§ **Supplied data**
----

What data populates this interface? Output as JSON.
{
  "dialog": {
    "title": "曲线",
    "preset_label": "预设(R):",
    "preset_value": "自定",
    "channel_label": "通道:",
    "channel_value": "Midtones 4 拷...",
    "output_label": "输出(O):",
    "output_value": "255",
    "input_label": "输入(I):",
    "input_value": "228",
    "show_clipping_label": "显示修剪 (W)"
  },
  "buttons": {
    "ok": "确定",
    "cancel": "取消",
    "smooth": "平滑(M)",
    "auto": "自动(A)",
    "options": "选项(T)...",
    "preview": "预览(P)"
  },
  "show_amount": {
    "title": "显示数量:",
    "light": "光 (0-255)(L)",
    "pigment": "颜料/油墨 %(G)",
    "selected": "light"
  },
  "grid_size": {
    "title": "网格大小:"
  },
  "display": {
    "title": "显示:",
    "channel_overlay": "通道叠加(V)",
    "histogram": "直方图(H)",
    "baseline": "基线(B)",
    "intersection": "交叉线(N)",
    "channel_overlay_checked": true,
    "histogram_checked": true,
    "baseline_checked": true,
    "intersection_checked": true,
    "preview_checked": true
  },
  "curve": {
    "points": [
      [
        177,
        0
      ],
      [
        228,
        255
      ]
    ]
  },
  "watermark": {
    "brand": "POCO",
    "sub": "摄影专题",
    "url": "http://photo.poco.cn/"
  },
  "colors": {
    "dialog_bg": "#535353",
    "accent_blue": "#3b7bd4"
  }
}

----

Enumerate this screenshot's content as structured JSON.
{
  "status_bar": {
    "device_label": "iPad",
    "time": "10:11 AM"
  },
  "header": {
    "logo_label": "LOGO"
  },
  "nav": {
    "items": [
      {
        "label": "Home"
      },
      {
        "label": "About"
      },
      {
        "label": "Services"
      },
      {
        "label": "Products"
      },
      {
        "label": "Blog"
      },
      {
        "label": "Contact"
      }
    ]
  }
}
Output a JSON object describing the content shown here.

----

§ **Given exercise**
Using the entries above, extract exactly the span from the line with "Enumerate this screenshot's" to the line with "Output a JSON", both lines included; leave out everything else.

§ **Finished exercise**
Enumerate this screenshot's content as structured JSON.
{
  "status_bar": {
    "device_label": "iPad",
    "time": "10:11 AM"
  },
  "header": {
    "logo_label": "LOGO"
  },
  "nav": {
    "items": [
      {
        "label": "Home"
      },
      {
        "label": "About"
      },
      {
        "label": "Services"
      },
      {
        "label": "Products"
      },
      {
        "label": "Blog"
      },
      {
        "label": "Contact"
      }
    ]
  }
}
Output a JSON object describing the content shown here.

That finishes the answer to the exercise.